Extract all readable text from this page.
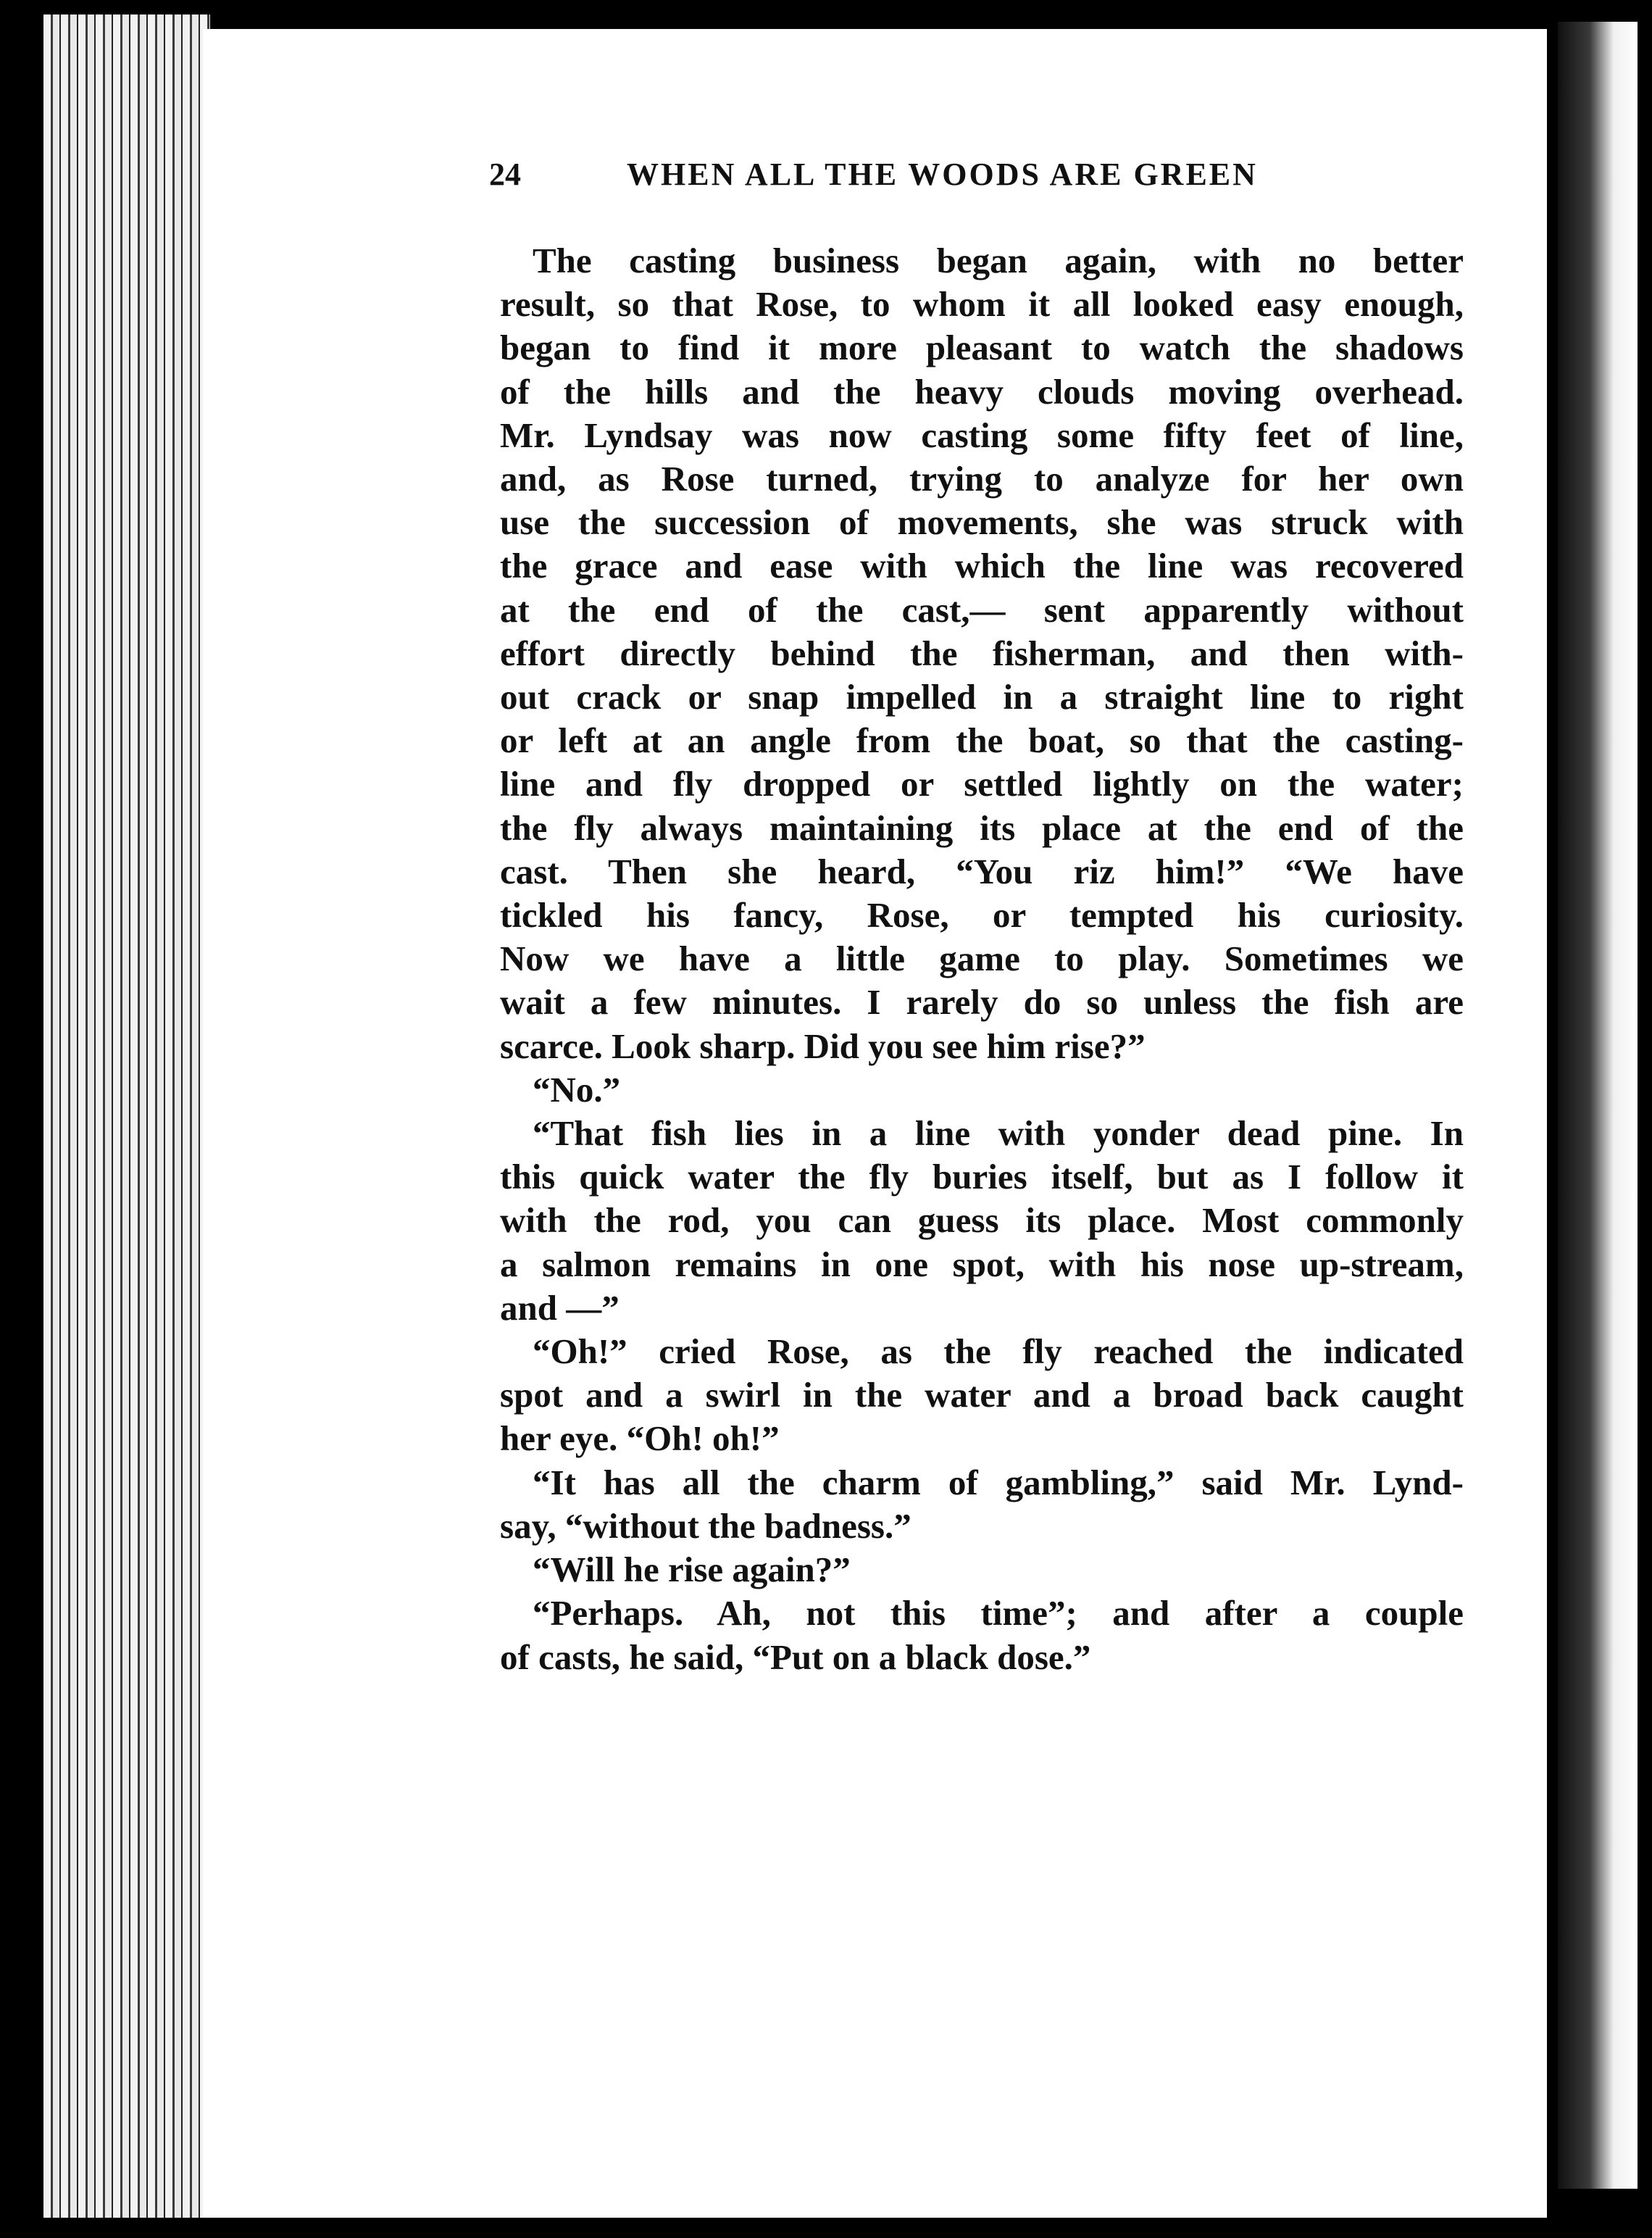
24	WHEN ALL THE WOODS ARE GREEN
The casting business began again, with no better
result, so that Rose, to whom it all looked easy enough,
began to find it more pleasant to watch the shadows
of the hills and the heavy clouds moving overhead.
Mr. Lyndsay was now casting some fifty feet of line,
and, as Rose turned, trying to analyze for her own
use the succession of movements, she was struck with
the grace and ease with which the line was recovered
at the end of the cast,— sent apparently without
effort directly behind the fisherman, and then with-
out crack or snap impelled in a straight line to right
or left at an angle from the boat, so that the casting-
line and fly dropped or settled lightly on the water;
the fly always maintaining its place at the end of the
cast. Then she heard, “You riz him!” “We have
tickled his fancy, Rose, or tempted his curiosity.
Now we have a little game to play. Sometimes we
wait a few minutes. I rarely do so unless the fish are
scarce. Look sharp. Did you see him rise?”
“No.”
“That fish lies in a line with yonder dead pine. In
this quick water the fly buries itself, but as I follow it
with the rod, you can guess its place. Most commonly
a salmon remains in one spot, with his nose up-stream,
and —”
“Oh!” cried Rose, as the fly reached the indicated
spot and a swirl in the water and a broad back caught
her eye. “Oh! oh!”
“It has all the charm of gambling,” said Mr. Lynd-
say, “without the badness.”
“Will he rise again?”
“Perhaps. Ah, not this time”; and after a couple
of casts, he said, “Put on a black dose.”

------------------------------

YOUR OBJECTIVE:
Above are records with pictures; repeat the records exactly and leave the pictures out.

FULL RESPONSE:
Extract all readable text from this page.
24	WHEN ALL THE WOODS ARE GREEN
The casting business began again, with no better
result, so that Rose, to whom it all looked easy enough,
began to find it more pleasant to watch the shadows
of the hills and the heavy clouds moving overhead.
Mr. Lyndsay was now casting some fifty feet of line,
and, as Rose turned, trying to analyze for her own
use the succession of movements, she was struck with
the grace and ease with which the line was recovered
at the end of the cast,— sent apparently without
effort directly behind the fisherman, and then with-
out crack or snap impelled in a straight line to right
or left at an angle from the boat, so that the casting-
line and fly dropped or settled lightly on the water;
the fly always maintaining its place at the end of the
cast. Then she heard, “You riz him!” “We have
tickled his fancy, Rose, or tempted his curiosity.
Now we have a little game to play. Sometimes we
wait a few minutes. I rarely do so unless the fish are
scarce. Look sharp. Did you see him rise?”
“No.”
“That fish lies in a line with yonder dead pine. In
this quick water the fly buries itself, but as I follow it
with the rod, you can guess its place. Most commonly
a salmon remains in one spot, with his nose up-stream,
and —”
“Oh!” cried Rose, as the fly reached the indicated
spot and a swirl in the water and a broad back caught
her eye. “Oh! oh!”
“It has all the charm of gambling,” said Mr. Lynd-
say, “without the badness.”
“Will he rise again?”
“Perhaps. Ah, not this time”; and after a couple
of casts, he said, “Put on a black dose.”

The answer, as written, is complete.